--- Task description ---
Copy each line below in which the string "cloud" occurs.
start Material
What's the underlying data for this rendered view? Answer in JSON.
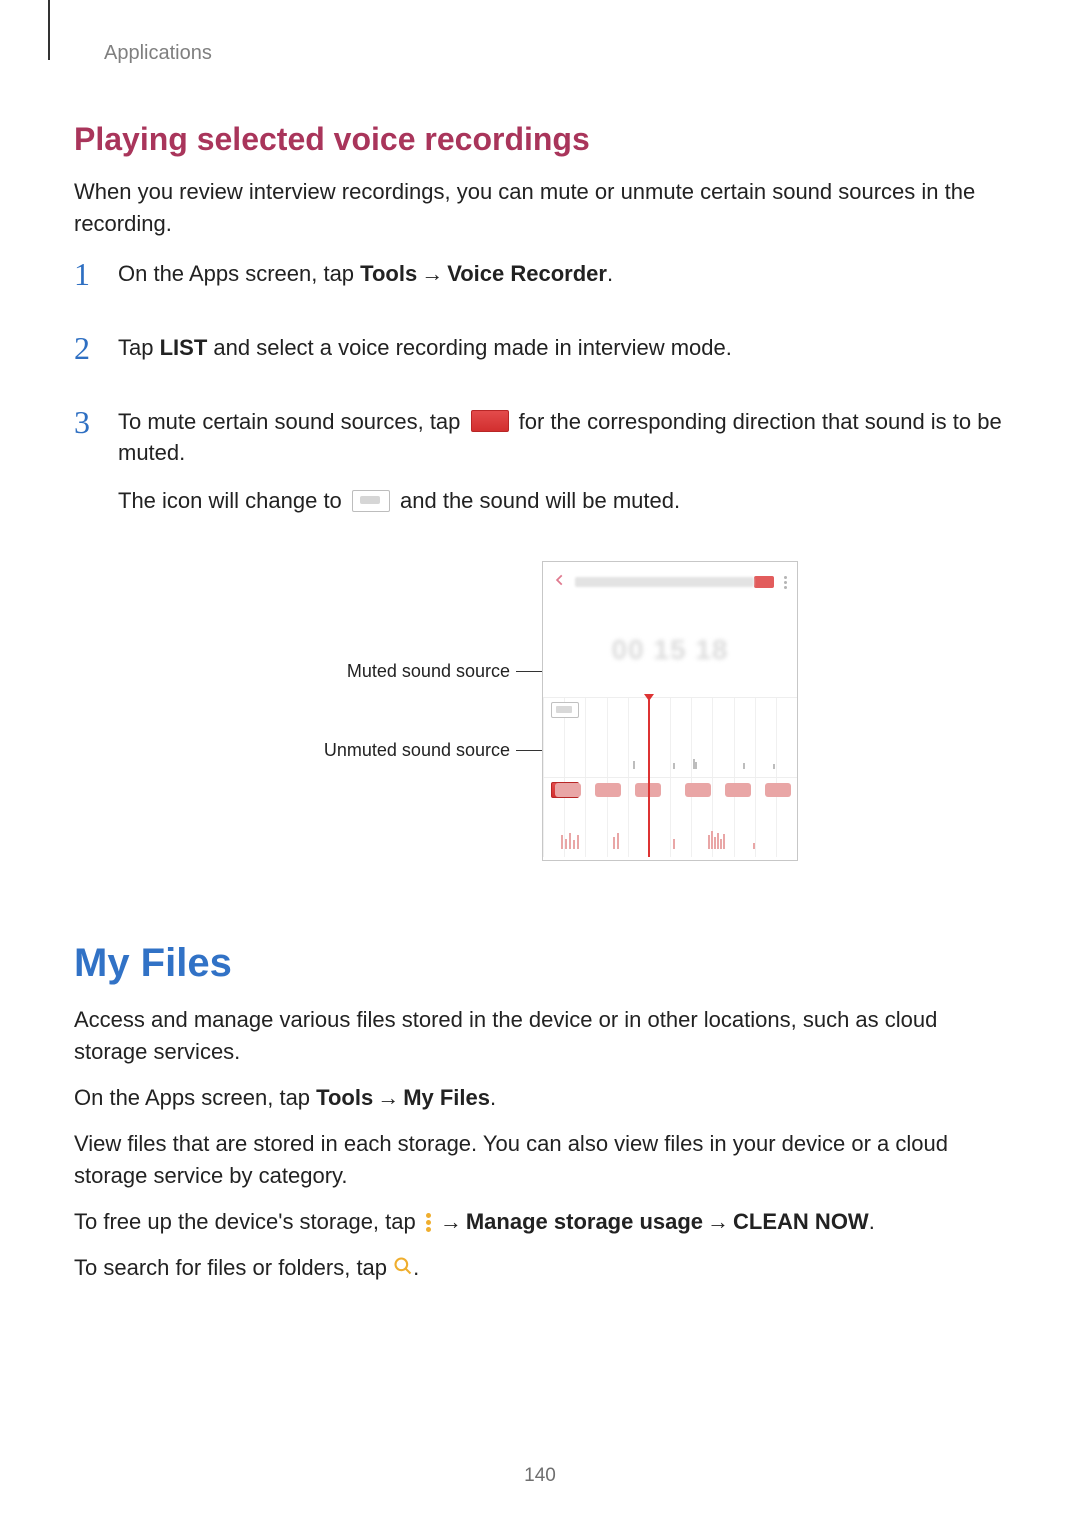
{
  "breadcrumb": "Applications",
  "section1": {
    "heading": "Playing selected voice recordings",
    "intro": "When you review interview recordings, you can mute or unmute certain sound sources in the recording.",
    "step1_a": "On the Apps screen, tap ",
    "step1_b_bold": "Tools",
    "step1_c_bold": "Voice Recorder",
    "step1_d": ".",
    "step2_a": "Tap ",
    "step2_b_bold": "LIST",
    "step2_c": " and select a voice recording made in interview mode.",
    "step3_a": "To mute certain sound sources, tap ",
    "step3_b": " for the corresponding direction that sound is to be muted.",
    "step3_c": "The icon will change to ",
    "step3_d": " and the sound will be muted."
  },
  "figure": {
    "callout_muted": "Muted sound source",
    "callout_unmuted": "Unmuted sound source",
    "time_display": "00 15 18"
  },
  "section2": {
    "heading": "My Files",
    "p1": "Access and manage various files stored in the device or in other locations, such as cloud storage services.",
    "p2_a": "On the Apps screen, tap ",
    "p2_b_bold": "Tools",
    "p2_c_bold": "My Files",
    "p2_d": ".",
    "p3": "View files that are stored in each storage. You can also view files in your device or a cloud storage service by category.",
    "p4_a": "To free up the device's storage, tap ",
    "p4_b_bold": "Manage storage usage",
    "p4_c_bold": "CLEAN NOW",
    "p4_d": ".",
    "p5_a": "To search for files or folders, tap ",
    "p5_b": "."
  },
  "arrow_glyph": "→",
  "page_number": "140"
}
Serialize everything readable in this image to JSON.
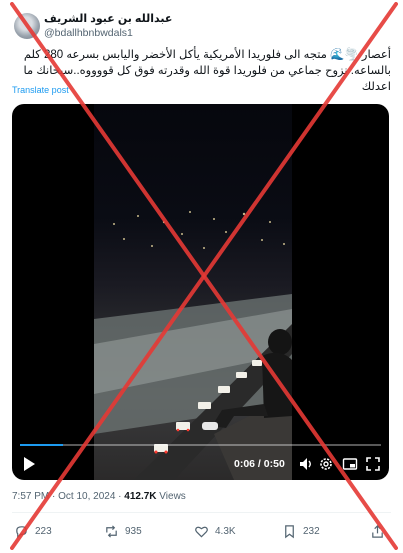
{
  "tweet": {
    "display_name": "عبدالله بن عبود الشريف",
    "handle": "@bdallhbnbwdals1",
    "text": "أعصار 🌪️🌊 متجه الى فلوريدا الأمريكية يأكل الأخضر واليابس بسرعه 280 كلم بالساعه. نزوح جماعي من فلوريدا قوة الله وقدرته فوق كل قووووه..سبحانك ما اعدلك",
    "translate_label": "Translate post"
  },
  "video": {
    "time_label": "0:06 / 0:50",
    "progress": 0.12
  },
  "meta": {
    "timestamp": "7:57 PM · Oct 10, 2024 · ",
    "views_count": "412.7K",
    "views_label": " Views"
  },
  "actions": {
    "replies": "223",
    "reposts": "935",
    "likes": "4.3K",
    "bookmarks": "232"
  },
  "colors": {
    "accent": "#1d9bf0",
    "watermark_x": "#e53935"
  }
}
end Material
--- Full response ---
    "p1": "Access and manage various files stored in the device or in other locations, such as cloud storage services.",
    "p3": "View files that are stored in each storage. You can also view files in your device or a cloud storage service by category.",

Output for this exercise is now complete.